_Information shown_
___

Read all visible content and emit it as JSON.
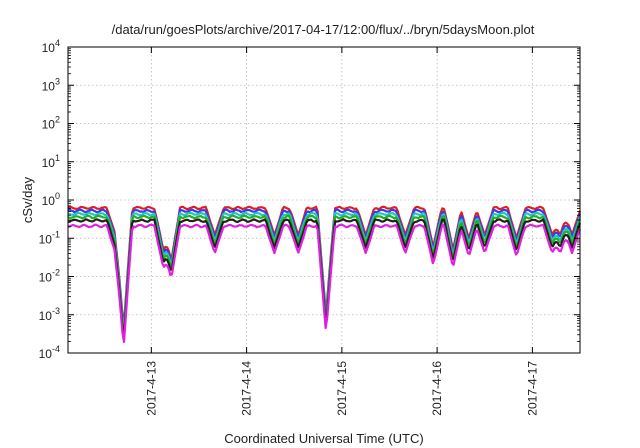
{
  "chart_data": {
    "type": "line",
    "title": "/data/run/goesPlots/archive/2017-04-17/12:00/flux/../bryn/5daysMoon.plot",
    "xlabel": "Coordinated Universal Time (UTC)",
    "ylabel": "cSv/day",
    "y_scale": "log",
    "ylim": [
      0.0001,
      10000
    ],
    "yticks": [
      {
        "value": 0.0001,
        "base": "10",
        "exp": "-4"
      },
      {
        "value": 0.001,
        "base": "10",
        "exp": "-3"
      },
      {
        "value": 0.01,
        "base": "10",
        "exp": "-2"
      },
      {
        "value": 0.1,
        "base": "10",
        "exp": "-1"
      },
      {
        "value": 1,
        "base": "10",
        "exp": "0"
      },
      {
        "value": 10,
        "base": "10",
        "exp": "1"
      },
      {
        "value": 100,
        "base": "10",
        "exp": "2"
      },
      {
        "value": 1000,
        "base": "10",
        "exp": "3"
      },
      {
        "value": 10000,
        "base": "10",
        "exp": "4"
      }
    ],
    "xlim": [
      "2017-04-12 03:00",
      "2017-04-17 12:00"
    ],
    "xticks": [
      {
        "value": "2017-04-13 00:00",
        "label": "2017-4-13"
      },
      {
        "value": "2017-04-14 00:00",
        "label": "2017-4-14"
      },
      {
        "value": "2017-04-15 00:00",
        "label": "2017-4-15"
      },
      {
        "value": "2017-04-16 00:00",
        "label": "2017-4-16"
      },
      {
        "value": "2017-04-17 00:00",
        "label": "2017-4-17"
      }
    ],
    "grid": true,
    "legend": "none",
    "series": [
      {
        "color": "#e0201c",
        "level": 0.62
      },
      {
        "color": "#3a3af0",
        "level": 0.52
      },
      {
        "color": "#20c8c0",
        "level": 0.43
      },
      {
        "color": "#20b020",
        "level": 0.36
      },
      {
        "color": "#202020",
        "level": 0.29
      },
      {
        "color": "#e020e0",
        "level": 0.21
      }
    ],
    "dips": [
      {
        "time": "2017-04-12 15:00",
        "min": 0.12
      },
      {
        "time": "2017-04-12 17:00",
        "min": 0.0004
      },
      {
        "time": "2017-04-13 03:00",
        "min": 0.05
      },
      {
        "time": "2017-04-13 05:00",
        "min": 0.025
      },
      {
        "time": "2017-04-13 16:00",
        "min": 0.12
      },
      {
        "time": "2017-04-14 07:00",
        "min": 0.12
      },
      {
        "time": "2017-04-14 13:00",
        "min": 0.12
      },
      {
        "time": "2017-04-14 20:00",
        "min": 0.001
      },
      {
        "time": "2017-04-15 06:00",
        "min": 0.12
      },
      {
        "time": "2017-04-15 16:00",
        "min": 0.12
      },
      {
        "time": "2017-04-15 23:00",
        "min": 0.06
      },
      {
        "time": "2017-04-16 04:00",
        "min": 0.05
      },
      {
        "time": "2017-04-16 08:00",
        "min": 0.1
      },
      {
        "time": "2017-04-16 12:00",
        "min": 0.12
      },
      {
        "time": "2017-04-16 20:00",
        "min": 0.1
      },
      {
        "time": "2017-04-17 05:00",
        "min": 0.12
      },
      {
        "time": "2017-04-17 07:00",
        "min": 0.12
      },
      {
        "time": "2017-04-17 10:00",
        "min": 0.12
      }
    ]
  }
}
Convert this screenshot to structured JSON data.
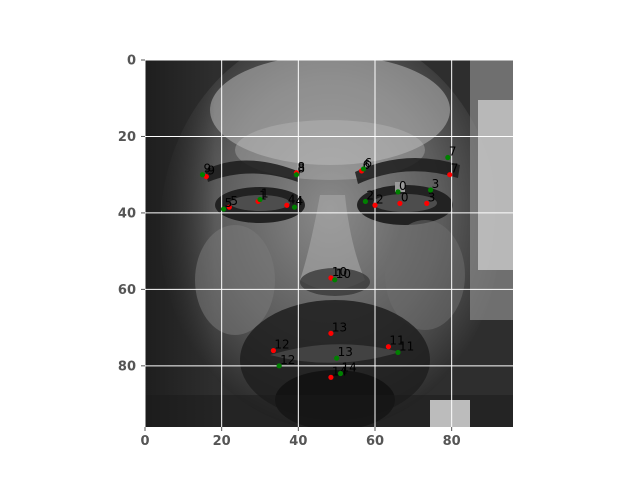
{
  "chart_data": {
    "type": "scatter",
    "title": "",
    "xlabel": "",
    "ylabel": "",
    "xlim": [
      0,
      96
    ],
    "ylim": [
      96,
      0
    ],
    "x_ticks": [
      "0",
      "20",
      "40",
      "60",
      "80"
    ],
    "y_ticks": [
      "0",
      "20",
      "40",
      "60",
      "80"
    ],
    "grid": true,
    "background": "grayscale face photograph",
    "series": [
      {
        "color": "#ff0000",
        "points": [
          {
            "x": 66.5,
            "y": 37.5,
            "label": "0"
          },
          {
            "x": 29.5,
            "y": 37.0,
            "label": "1"
          },
          {
            "x": 60.0,
            "y": 38.0,
            "label": "2"
          },
          {
            "x": 73.5,
            "y": 37.5,
            "label": "3"
          },
          {
            "x": 37.0,
            "y": 38.0,
            "label": "4"
          },
          {
            "x": 22.0,
            "y": 38.5,
            "label": "5"
          },
          {
            "x": 56.5,
            "y": 29.0,
            "label": "6"
          },
          {
            "x": 79.5,
            "y": 30.0,
            "label": "7"
          },
          {
            "x": 39.5,
            "y": 29.5,
            "label": "8"
          },
          {
            "x": 16.0,
            "y": 30.5,
            "label": "9"
          },
          {
            "x": 48.5,
            "y": 57.0,
            "label": "10"
          },
          {
            "x": 63.5,
            "y": 75.0,
            "label": "11"
          },
          {
            "x": 33.5,
            "y": 76.0,
            "label": "12"
          },
          {
            "x": 48.5,
            "y": 71.5,
            "label": "13"
          },
          {
            "x": 48.5,
            "y": 83.0,
            "label": "14"
          }
        ]
      },
      {
        "color": "#008000",
        "points": [
          {
            "x": 66.0,
            "y": 34.5,
            "label": "0"
          },
          {
            "x": 30.0,
            "y": 36.5,
            "label": "1"
          },
          {
            "x": 57.5,
            "y": 37.0,
            "label": "2"
          },
          {
            "x": 74.5,
            "y": 34.0,
            "label": "3"
          },
          {
            "x": 39.0,
            "y": 38.5,
            "label": "4"
          },
          {
            "x": 20.5,
            "y": 39.0,
            "label": "5"
          },
          {
            "x": 57.0,
            "y": 28.5,
            "label": "6"
          },
          {
            "x": 79.0,
            "y": 25.5,
            "label": "7"
          },
          {
            "x": 39.5,
            "y": 30.0,
            "label": "8"
          },
          {
            "x": 15.0,
            "y": 30.0,
            "label": "9"
          },
          {
            "x": 49.5,
            "y": 57.5,
            "label": "10"
          },
          {
            "x": 66.0,
            "y": 76.5,
            "label": "11"
          },
          {
            "x": 35.0,
            "y": 80.0,
            "label": "12"
          },
          {
            "x": 50.0,
            "y": 78.0,
            "label": "13"
          },
          {
            "x": 51.0,
            "y": 82.0,
            "label": "14"
          }
        ]
      }
    ]
  }
}
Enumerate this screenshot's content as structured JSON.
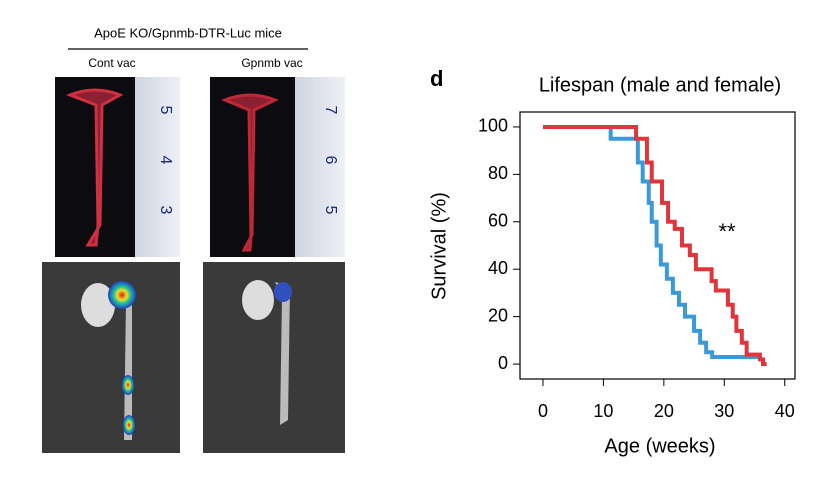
{
  "panel_left": {
    "header": "ApoE KO/Gpnmb-DTR-Luc mice",
    "groups": [
      "Cont vac",
      "Gpnmb vac"
    ],
    "ruler_labels": [
      [
        "5",
        "4",
        "3"
      ],
      [
        "7",
        "6",
        "5"
      ]
    ]
  },
  "panel_letter": "d",
  "chart_data": {
    "type": "line",
    "step": true,
    "title": "Lifespan (male and female)",
    "x_label": "Age (weeks)",
    "y_label": "Survival (%)",
    "annotation": "**",
    "xlim": [
      -3.8,
      41.7
    ],
    "ylim": [
      -6.3,
      106.3
    ],
    "xticks": [
      0,
      10,
      20,
      30,
      40
    ],
    "yticks": [
      0,
      20,
      40,
      60,
      80,
      100
    ],
    "series": [
      {
        "color": "#3a9ad9",
        "x": [
          0,
          11.2,
          15.7,
          16.5,
          17.5,
          18,
          18.8,
          19.5,
          20.5,
          21.5,
          22.5,
          23.5,
          25,
          26,
          27,
          28,
          36
        ],
        "values": [
          100,
          95,
          85,
          77,
          68,
          60,
          50,
          42,
          36,
          30,
          25,
          20,
          14,
          9,
          5,
          3,
          3
        ]
      },
      {
        "color": "#e0353b",
        "x": [
          0,
          15.4,
          17.2,
          18,
          19.7,
          20.7,
          21.8,
          23,
          24.3,
          25.3,
          27.9,
          28.6,
          30.6,
          31.4,
          32,
          32.9,
          33.7,
          34.5,
          35.9,
          36.4,
          37
        ],
        "values": [
          100,
          95,
          85,
          77,
          68,
          60,
          57,
          50,
          46,
          40,
          35,
          31,
          25,
          20,
          14,
          9,
          4,
          4,
          2,
          0,
          0
        ]
      }
    ]
  }
}
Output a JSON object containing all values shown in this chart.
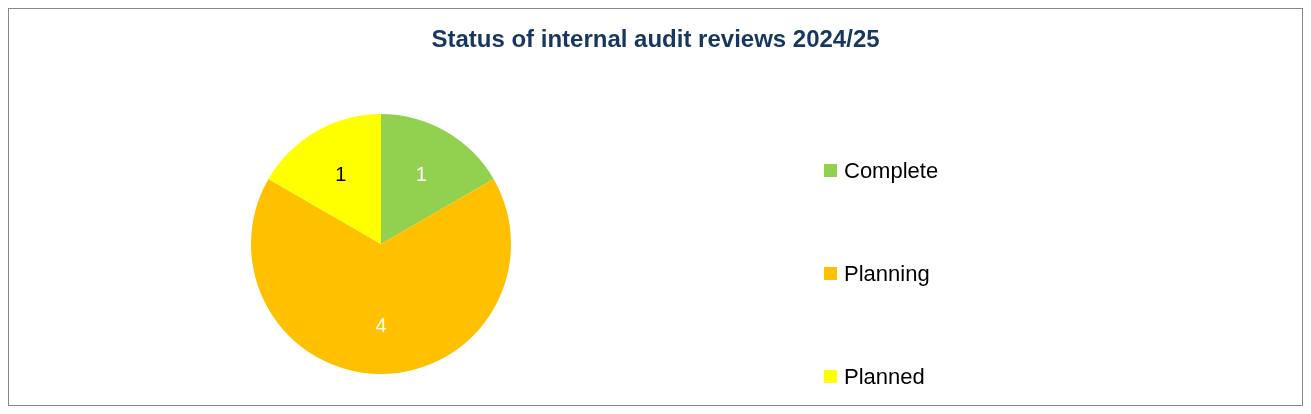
{
  "chart_data": {
    "type": "pie",
    "title": "Status of internal audit reviews 2024/25",
    "categories": [
      "Complete",
      "Planning",
      "Planned"
    ],
    "values": [
      1,
      4,
      1
    ],
    "colors": [
      "#92d050",
      "#ffc000",
      "#ffff00"
    ],
    "data_labels": true,
    "legend": "right"
  }
}
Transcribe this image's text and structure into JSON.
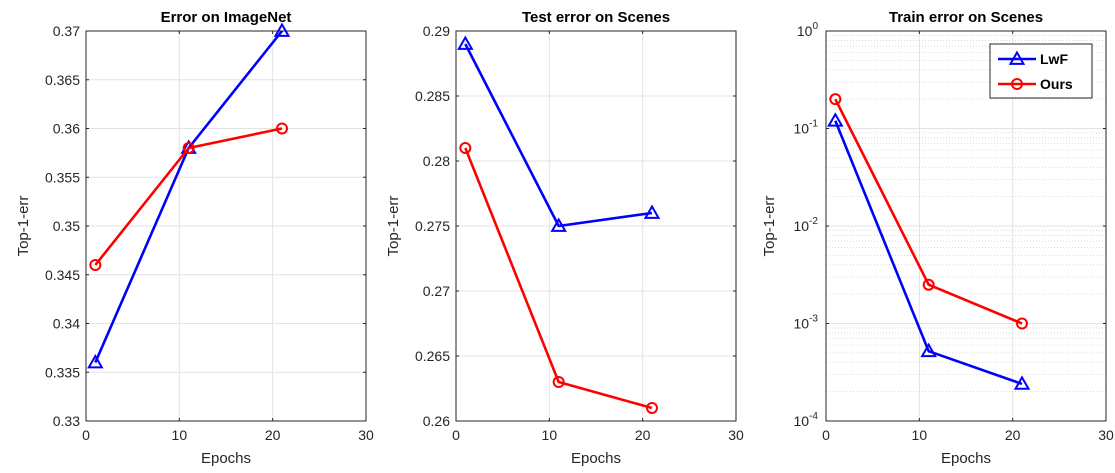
{
  "chart_data": [
    {
      "type": "line",
      "title": "Error on ImageNet",
      "xlabel": "Epochs",
      "ylabel": "Top-1-err",
      "xlim": [
        0,
        30
      ],
      "ylim": [
        0.33,
        0.37
      ],
      "x_ticks": [
        "0",
        "10",
        "20",
        "30"
      ],
      "y_ticks": [
        "0.33",
        "0.335",
        "0.34",
        "0.345",
        "0.35",
        "0.355",
        "0.36",
        "0.365",
        "0.37"
      ],
      "grid": true,
      "x": [
        1,
        11,
        21
      ],
      "series": [
        {
          "name": "LwF",
          "color": "#0000ff",
          "marker": "triangle",
          "values": [
            0.336,
            0.358,
            0.37
          ]
        },
        {
          "name": "Ours",
          "color": "#ff0000",
          "marker": "circle",
          "values": [
            0.346,
            0.358,
            0.36
          ]
        }
      ]
    },
    {
      "type": "line",
      "title": "Test error on Scenes",
      "xlabel": "Epochs",
      "ylabel": "Top-1-err",
      "xlim": [
        0,
        30
      ],
      "ylim": [
        0.26,
        0.29
      ],
      "x_ticks": [
        "0",
        "10",
        "20",
        "30"
      ],
      "y_ticks": [
        "0.26",
        "0.265",
        "0.27",
        "0.275",
        "0.28",
        "0.285",
        "0.29"
      ],
      "grid": true,
      "x": [
        1,
        11,
        21
      ],
      "series": [
        {
          "name": "LwF",
          "color": "#0000ff",
          "marker": "triangle",
          "values": [
            0.289,
            0.275,
            0.276
          ]
        },
        {
          "name": "Ours",
          "color": "#ff0000",
          "marker": "circle",
          "values": [
            0.281,
            0.263,
            0.261
          ]
        }
      ]
    },
    {
      "type": "line",
      "title": "Train error on Scenes",
      "xlabel": "Epochs",
      "ylabel": "Top-1-err",
      "xlim": [
        0,
        30
      ],
      "ylim": [
        0.0001,
        1
      ],
      "yscale": "log",
      "x_ticks": [
        "0",
        "10",
        "20",
        "30"
      ],
      "y_ticks": [
        {
          "base": "10",
          "exp": "-4"
        },
        {
          "base": "10",
          "exp": "-3"
        },
        {
          "base": "10",
          "exp": "-2"
        },
        {
          "base": "10",
          "exp": "-1"
        },
        {
          "base": "10",
          "exp": "0"
        }
      ],
      "grid": true,
      "legend_position": "top-right",
      "legend": [
        "LwF",
        "Ours"
      ],
      "x": [
        1,
        11,
        21
      ],
      "series": [
        {
          "name": "LwF",
          "color": "#0000ff",
          "marker": "triangle",
          "values": [
            0.12,
            0.00052,
            0.00024
          ]
        },
        {
          "name": "Ours",
          "color": "#ff0000",
          "marker": "circle",
          "values": [
            0.2,
            0.0025,
            0.001
          ]
        }
      ]
    }
  ]
}
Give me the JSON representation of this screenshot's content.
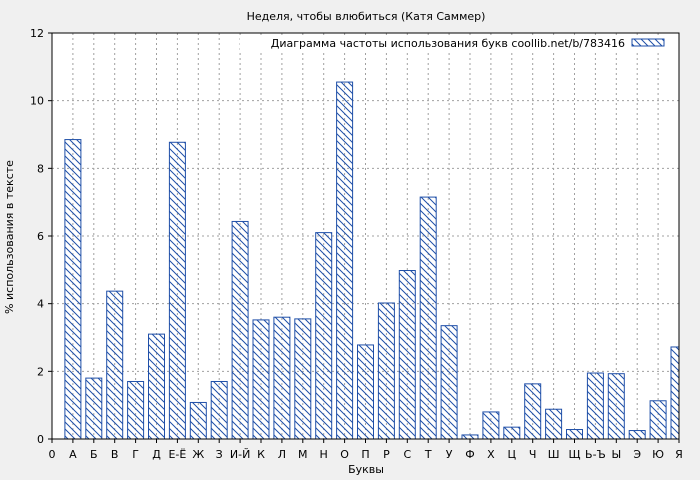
{
  "chart_data": {
    "type": "bar",
    "title": "Неделя, чтобы влюбиться (Катя Саммер)",
    "xlabel": "Буквы",
    "ylabel": "% использования в тексте",
    "ylim": [
      0,
      12
    ],
    "yticks": [
      "0",
      "2",
      "4",
      "6",
      "8",
      "10",
      "12"
    ],
    "grid": true,
    "legend_position": "top-right",
    "x_tick_labels": [
      "0",
      "А",
      "Б",
      "В",
      "Г",
      "Д",
      "Е-Ё",
      "Ж",
      "З",
      "И-Й",
      "К",
      "Л",
      "М",
      "Н",
      "О",
      "П",
      "Р",
      "С",
      "Т",
      "У",
      "Ф",
      "Х",
      "Ц",
      "Ч",
      "Ш",
      "Щ",
      "Ь-Ъ",
      "Ы",
      "Э",
      "Ю",
      "Я"
    ],
    "categories": [
      "А",
      "Б",
      "В",
      "Г",
      "Д",
      "Е-Ё",
      "Ж",
      "З",
      "И-Й",
      "К",
      "Л",
      "М",
      "Н",
      "О",
      "П",
      "Р",
      "С",
      "Т",
      "У",
      "Ф",
      "Х",
      "Ц",
      "Ч",
      "Ш",
      "Щ",
      "Ь-Ъ",
      "Ы",
      "Э",
      "Ю",
      "Я"
    ],
    "series": [
      {
        "name": "Диаграмма частоты использования букв coollib.net/b/783416",
        "color": "#1f4fa8",
        "pattern": "diagonal-hatch",
        "values": [
          8.85,
          1.8,
          4.37,
          1.7,
          3.1,
          8.77,
          1.08,
          1.7,
          6.43,
          3.52,
          3.6,
          3.55,
          6.1,
          10.55,
          2.78,
          4.02,
          4.98,
          7.15,
          3.35,
          0.12,
          0.8,
          0.35,
          1.63,
          0.88,
          0.28,
          1.95,
          1.93,
          0.25,
          1.13,
          2.72
        ]
      }
    ]
  }
}
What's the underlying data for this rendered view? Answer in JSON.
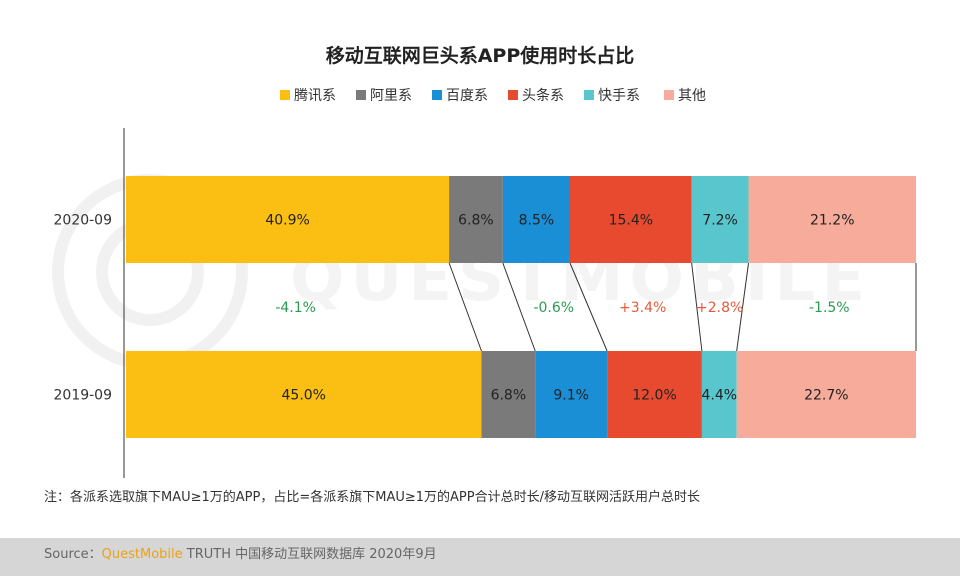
{
  "colors": {
    "tencent": "#fbbf14",
    "alibaba": "#7a7a7a",
    "baidu": "#1a8fd6",
    "toutiao": "#e84a30",
    "kuaishou": "#58c6cc",
    "other": "#f7ac9b",
    "positive": "#e8593a",
    "negative": "#2a9b52"
  },
  "chart_data": {
    "type": "bar",
    "orientation": "horizontal",
    "stacked": true,
    "title": "移动互联网巨头系APP使用时长占比",
    "legend_position": "top",
    "categories": [
      "2020-09",
      "2019-09"
    ],
    "series": [
      {
        "name": "腾讯系",
        "color_key": "tencent",
        "values": [
          40.9,
          45.0
        ],
        "labels": [
          "40.9%",
          "45.0%"
        ]
      },
      {
        "name": "阿里系",
        "color_key": "alibaba",
        "values": [
          6.8,
          6.8
        ],
        "labels": [
          "6.8%",
          "6.8%"
        ]
      },
      {
        "name": "百度系",
        "color_key": "baidu",
        "values": [
          8.5,
          9.1
        ],
        "labels": [
          "8.5%",
          "9.1%"
        ]
      },
      {
        "name": "头条系",
        "color_key": "toutiao",
        "values": [
          15.4,
          12.0
        ],
        "labels": [
          "15.4%",
          "12.0%"
        ]
      },
      {
        "name": "快手系",
        "color_key": "kuaishou",
        "values": [
          7.2,
          4.4
        ],
        "labels": [
          "7.2%",
          "4.4%"
        ]
      },
      {
        "name": "其他",
        "color_key": "other",
        "values": [
          21.2,
          22.7
        ],
        "labels": [
          "21.2%",
          "22.7%"
        ]
      }
    ],
    "changes": [
      {
        "label": "-4.1%",
        "sign": "negative"
      },
      {
        "label": "",
        "sign": "none"
      },
      {
        "label": "-0.6%",
        "sign": "negative"
      },
      {
        "label": "+3.4%",
        "sign": "positive"
      },
      {
        "label": "+2.8%",
        "sign": "positive"
      },
      {
        "label": "-1.5%",
        "sign": "negative"
      }
    ],
    "xlim": [
      0,
      100
    ],
    "grid": false
  },
  "note": "注：各派系选取旗下MAU≥1万的APP，占比=各派系旗下MAU≥1万的APP合计总时长/移动互联网活跃用户总时长",
  "source": {
    "prefix": "Source：",
    "brand": "QuestMobile",
    "rest": " TRUTH 中国移动互联网数据库 2020年9月"
  },
  "watermark_text": "QUESTMOBILE"
}
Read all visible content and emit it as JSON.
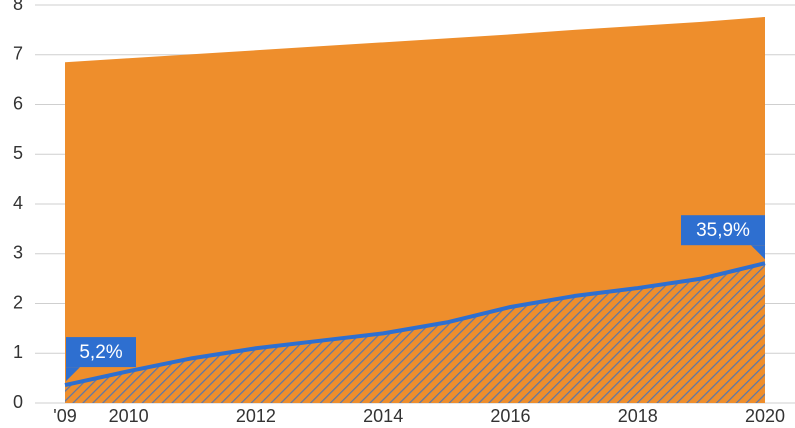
{
  "chart_data": {
    "type": "area",
    "x": [
      2009,
      2010,
      2011,
      2012,
      2013,
      2014,
      2015,
      2016,
      2017,
      2018,
      2019,
      2020
    ],
    "series": [
      {
        "color": "#ee8e2c",
        "values": [
          6.85,
          6.93,
          7.01,
          7.09,
          7.17,
          7.25,
          7.33,
          7.41,
          7.5,
          7.58,
          7.66,
          7.76
        ]
      },
      {
        "color": "#2e6fd0",
        "hatch": true,
        "values": [
          0.36,
          0.64,
          0.9,
          1.1,
          1.25,
          1.4,
          1.62,
          1.93,
          2.15,
          2.31,
          2.5,
          2.81
        ]
      }
    ],
    "annotations": [
      {
        "text": "5,2%",
        "x": 2009
      },
      {
        "text": "35,9%",
        "x": 2020
      }
    ],
    "xlim": [
      2009,
      2020
    ],
    "xticks": [
      {
        "value": 2009,
        "label": "'09"
      },
      2010,
      2012,
      2014,
      2016,
      2018,
      2020
    ],
    "ylim": [
      0,
      8
    ],
    "yticks": [
      0,
      1,
      2,
      3,
      4,
      5,
      6,
      7,
      8
    ],
    "grid": true
  }
}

___

_The request_
Count every line of the records that holds "level". State the number, nothing else.

_Reply to the task_
6